> _Given task_
Copy each line of the material below that includes the string "France".
*** Given data
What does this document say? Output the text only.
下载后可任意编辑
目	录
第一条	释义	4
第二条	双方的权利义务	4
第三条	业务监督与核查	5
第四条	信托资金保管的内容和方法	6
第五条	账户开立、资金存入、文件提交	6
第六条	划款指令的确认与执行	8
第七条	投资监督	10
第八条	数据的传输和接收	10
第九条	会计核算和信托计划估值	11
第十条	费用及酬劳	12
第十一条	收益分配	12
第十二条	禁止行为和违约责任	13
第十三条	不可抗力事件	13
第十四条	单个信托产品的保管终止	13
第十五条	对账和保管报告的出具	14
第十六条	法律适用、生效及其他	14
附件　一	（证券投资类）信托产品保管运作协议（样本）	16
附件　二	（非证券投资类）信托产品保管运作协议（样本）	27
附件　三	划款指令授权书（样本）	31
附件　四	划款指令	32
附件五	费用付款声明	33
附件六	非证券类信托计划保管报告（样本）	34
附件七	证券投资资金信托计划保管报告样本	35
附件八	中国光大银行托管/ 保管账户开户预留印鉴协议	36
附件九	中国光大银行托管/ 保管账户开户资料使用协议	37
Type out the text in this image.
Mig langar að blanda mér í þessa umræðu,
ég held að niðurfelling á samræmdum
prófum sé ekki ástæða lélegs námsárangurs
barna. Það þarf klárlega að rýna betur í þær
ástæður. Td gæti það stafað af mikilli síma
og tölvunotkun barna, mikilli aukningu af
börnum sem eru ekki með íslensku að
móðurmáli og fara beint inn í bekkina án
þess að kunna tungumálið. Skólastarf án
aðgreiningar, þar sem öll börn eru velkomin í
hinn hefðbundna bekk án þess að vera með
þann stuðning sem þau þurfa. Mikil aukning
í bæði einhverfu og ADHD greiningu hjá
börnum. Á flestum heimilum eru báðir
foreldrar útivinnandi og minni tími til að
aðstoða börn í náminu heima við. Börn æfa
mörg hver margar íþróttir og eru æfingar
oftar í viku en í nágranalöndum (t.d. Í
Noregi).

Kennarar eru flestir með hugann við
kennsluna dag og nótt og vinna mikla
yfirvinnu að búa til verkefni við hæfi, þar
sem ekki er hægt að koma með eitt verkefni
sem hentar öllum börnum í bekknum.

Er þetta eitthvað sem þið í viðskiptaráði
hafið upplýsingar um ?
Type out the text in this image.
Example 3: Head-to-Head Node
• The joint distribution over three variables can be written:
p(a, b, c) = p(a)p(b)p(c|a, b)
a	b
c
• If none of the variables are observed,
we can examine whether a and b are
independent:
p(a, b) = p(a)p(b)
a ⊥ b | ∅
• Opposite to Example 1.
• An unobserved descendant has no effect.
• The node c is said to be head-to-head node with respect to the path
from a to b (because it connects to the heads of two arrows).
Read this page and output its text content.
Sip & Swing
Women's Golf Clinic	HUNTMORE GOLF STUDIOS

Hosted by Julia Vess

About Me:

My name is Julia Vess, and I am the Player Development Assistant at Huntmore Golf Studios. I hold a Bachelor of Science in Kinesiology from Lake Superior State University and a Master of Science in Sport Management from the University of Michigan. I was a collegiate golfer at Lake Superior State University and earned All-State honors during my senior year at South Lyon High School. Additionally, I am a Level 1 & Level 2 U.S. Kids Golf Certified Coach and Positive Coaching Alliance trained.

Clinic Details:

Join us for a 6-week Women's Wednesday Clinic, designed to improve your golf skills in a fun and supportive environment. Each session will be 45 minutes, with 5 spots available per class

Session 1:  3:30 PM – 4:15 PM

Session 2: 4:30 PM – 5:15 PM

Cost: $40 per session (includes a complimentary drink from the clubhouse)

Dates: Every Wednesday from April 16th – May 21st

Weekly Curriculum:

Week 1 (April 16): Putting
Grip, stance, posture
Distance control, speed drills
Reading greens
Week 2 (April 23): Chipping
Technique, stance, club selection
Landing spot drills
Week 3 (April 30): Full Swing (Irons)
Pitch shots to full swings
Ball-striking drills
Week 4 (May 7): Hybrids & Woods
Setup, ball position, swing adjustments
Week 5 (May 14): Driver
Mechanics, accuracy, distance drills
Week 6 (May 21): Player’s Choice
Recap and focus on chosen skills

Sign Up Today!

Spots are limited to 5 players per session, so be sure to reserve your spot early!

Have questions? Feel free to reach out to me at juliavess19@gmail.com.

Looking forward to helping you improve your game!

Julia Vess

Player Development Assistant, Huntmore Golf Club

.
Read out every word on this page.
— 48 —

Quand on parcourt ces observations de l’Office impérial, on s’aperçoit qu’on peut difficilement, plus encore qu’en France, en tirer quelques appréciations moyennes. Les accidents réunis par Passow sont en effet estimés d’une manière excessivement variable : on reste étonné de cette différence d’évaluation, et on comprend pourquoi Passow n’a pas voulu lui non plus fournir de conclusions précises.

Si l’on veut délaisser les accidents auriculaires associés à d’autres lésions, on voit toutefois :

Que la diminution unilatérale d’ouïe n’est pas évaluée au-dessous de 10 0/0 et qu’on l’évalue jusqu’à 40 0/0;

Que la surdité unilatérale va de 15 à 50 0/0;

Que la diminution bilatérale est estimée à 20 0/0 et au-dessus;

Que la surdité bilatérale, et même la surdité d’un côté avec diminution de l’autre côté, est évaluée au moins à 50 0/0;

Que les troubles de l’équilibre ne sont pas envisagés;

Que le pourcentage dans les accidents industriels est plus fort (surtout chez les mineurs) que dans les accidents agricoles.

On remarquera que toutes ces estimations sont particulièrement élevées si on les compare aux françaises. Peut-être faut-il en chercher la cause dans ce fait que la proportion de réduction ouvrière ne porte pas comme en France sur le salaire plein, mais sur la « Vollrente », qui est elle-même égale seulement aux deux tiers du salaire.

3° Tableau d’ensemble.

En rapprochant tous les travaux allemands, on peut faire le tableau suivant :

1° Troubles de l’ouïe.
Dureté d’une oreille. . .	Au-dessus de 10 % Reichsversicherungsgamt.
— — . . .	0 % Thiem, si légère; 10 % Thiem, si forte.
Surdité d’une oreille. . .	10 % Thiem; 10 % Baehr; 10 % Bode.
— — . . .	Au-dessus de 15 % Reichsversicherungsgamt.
******
> _Exercise result_
Quand on parcourt ces observations de l’Office impérial, on s’aperçoit qu’on peut difficilement, plus encore qu’en France, en tirer quelques appréciations moyennes. Les accidents réunis par Passow sont en effet estimés d’une manière excessivement variable : on reste étonné de cette différence d’évaluation, et on comprend pourquoi Passow n’a pas voulu lui non plus fournir de conclusions précises.
On remarquera que toutes ces estimations sont particulièrement élevées si on les compare aux françaises. Peut-être faut-il en chercher la cause dans ce fait que la proportion de réduction ouvrière ne porte pas comme en France sur le salaire plein, mais sur la « Vollrente », qui est elle-même égale seulement aux deux tiers du salaire.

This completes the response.